§ **DATA SHOWN**

===

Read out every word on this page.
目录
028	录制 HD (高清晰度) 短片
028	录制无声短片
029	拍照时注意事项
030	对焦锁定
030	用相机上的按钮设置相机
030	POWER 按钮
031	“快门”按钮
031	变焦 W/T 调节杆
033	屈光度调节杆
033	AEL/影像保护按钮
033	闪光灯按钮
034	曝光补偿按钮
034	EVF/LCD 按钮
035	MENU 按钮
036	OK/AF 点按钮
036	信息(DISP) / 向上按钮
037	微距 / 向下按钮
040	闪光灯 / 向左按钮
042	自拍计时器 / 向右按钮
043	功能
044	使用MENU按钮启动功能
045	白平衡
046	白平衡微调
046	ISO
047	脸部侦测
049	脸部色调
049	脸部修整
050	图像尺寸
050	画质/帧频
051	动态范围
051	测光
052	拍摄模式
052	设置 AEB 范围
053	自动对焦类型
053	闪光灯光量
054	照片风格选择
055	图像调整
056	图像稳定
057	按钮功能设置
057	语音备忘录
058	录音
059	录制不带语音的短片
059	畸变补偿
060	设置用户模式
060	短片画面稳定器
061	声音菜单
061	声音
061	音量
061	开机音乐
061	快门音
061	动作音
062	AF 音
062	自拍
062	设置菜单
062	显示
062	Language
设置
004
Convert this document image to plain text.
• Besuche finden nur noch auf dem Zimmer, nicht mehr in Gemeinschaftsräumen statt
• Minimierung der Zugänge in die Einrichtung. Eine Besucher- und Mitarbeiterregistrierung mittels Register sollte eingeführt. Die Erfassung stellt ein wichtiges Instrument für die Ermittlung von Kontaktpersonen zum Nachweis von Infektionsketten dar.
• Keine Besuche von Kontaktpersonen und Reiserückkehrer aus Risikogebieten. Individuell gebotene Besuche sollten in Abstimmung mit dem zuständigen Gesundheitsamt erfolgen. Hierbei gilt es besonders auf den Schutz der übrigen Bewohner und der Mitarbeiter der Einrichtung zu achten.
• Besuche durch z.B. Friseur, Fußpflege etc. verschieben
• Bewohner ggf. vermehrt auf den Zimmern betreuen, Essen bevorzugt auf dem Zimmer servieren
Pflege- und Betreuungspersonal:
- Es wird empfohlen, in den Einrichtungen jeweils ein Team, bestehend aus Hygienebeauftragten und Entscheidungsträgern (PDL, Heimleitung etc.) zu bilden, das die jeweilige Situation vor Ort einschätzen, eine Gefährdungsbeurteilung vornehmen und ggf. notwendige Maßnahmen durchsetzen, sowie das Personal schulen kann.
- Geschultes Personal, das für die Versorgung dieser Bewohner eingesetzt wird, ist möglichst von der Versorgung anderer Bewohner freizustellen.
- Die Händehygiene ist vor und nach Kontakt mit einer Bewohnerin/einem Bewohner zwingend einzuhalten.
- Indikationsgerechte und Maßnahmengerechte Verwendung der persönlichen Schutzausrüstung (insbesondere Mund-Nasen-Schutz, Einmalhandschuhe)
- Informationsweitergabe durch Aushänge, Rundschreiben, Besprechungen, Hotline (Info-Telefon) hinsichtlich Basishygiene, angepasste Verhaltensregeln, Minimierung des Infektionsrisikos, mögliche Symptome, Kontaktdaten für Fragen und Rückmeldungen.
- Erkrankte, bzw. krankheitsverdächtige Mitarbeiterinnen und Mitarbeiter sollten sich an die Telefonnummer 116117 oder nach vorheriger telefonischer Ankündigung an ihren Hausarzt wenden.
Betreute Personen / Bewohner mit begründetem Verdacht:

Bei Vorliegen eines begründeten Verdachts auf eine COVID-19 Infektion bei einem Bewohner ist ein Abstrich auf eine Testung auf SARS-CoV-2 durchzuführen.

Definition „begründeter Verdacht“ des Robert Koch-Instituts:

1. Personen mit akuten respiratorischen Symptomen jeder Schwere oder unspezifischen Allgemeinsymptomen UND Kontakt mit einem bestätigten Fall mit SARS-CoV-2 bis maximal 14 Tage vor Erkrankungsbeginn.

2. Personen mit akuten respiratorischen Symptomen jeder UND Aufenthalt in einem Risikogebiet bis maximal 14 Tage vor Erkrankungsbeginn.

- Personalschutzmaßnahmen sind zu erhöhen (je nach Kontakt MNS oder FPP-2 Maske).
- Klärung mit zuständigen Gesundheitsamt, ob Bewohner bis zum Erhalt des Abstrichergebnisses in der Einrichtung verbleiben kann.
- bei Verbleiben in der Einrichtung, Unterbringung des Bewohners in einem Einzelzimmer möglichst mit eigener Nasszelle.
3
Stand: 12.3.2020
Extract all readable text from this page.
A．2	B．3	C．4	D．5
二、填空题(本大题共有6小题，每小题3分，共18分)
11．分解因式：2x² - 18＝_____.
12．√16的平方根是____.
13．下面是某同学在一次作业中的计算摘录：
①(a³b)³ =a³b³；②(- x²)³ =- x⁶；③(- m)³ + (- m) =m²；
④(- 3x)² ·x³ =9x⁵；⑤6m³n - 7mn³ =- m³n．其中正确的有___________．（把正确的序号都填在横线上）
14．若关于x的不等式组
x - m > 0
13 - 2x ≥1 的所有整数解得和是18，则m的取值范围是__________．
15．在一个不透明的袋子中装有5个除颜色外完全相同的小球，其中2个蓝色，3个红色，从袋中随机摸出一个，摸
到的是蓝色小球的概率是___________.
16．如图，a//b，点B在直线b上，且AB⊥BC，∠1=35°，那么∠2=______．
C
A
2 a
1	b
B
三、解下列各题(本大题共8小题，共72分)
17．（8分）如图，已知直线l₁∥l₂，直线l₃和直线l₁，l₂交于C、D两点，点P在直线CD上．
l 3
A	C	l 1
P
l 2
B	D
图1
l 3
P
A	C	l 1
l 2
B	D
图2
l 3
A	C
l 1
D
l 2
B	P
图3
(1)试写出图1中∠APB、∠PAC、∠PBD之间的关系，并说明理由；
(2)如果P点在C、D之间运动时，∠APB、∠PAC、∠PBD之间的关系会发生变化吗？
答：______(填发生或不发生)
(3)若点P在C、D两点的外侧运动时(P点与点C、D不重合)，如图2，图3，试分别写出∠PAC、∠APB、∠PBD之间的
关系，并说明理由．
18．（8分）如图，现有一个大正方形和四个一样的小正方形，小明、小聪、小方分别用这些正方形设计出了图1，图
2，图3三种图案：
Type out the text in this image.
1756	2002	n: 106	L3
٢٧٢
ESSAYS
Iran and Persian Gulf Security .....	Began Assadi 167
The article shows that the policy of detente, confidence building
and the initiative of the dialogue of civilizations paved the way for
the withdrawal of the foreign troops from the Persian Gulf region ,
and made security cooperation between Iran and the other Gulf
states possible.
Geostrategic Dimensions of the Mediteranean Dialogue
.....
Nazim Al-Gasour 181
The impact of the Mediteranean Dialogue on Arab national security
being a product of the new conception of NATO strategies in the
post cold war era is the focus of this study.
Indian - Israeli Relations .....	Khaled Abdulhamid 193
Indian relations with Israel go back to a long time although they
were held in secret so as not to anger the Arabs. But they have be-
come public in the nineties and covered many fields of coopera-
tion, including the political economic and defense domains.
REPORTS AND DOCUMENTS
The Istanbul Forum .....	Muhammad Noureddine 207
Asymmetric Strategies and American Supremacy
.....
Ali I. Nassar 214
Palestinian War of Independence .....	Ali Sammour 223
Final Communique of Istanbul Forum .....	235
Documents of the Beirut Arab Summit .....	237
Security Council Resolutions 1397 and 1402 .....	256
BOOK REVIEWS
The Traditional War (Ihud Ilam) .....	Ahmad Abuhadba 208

===

§ **WRITTEN EXERCISE**
Search the lines for the word "page" and report how many contain it, by number only.

§ **EXPECTED ANSWER**
2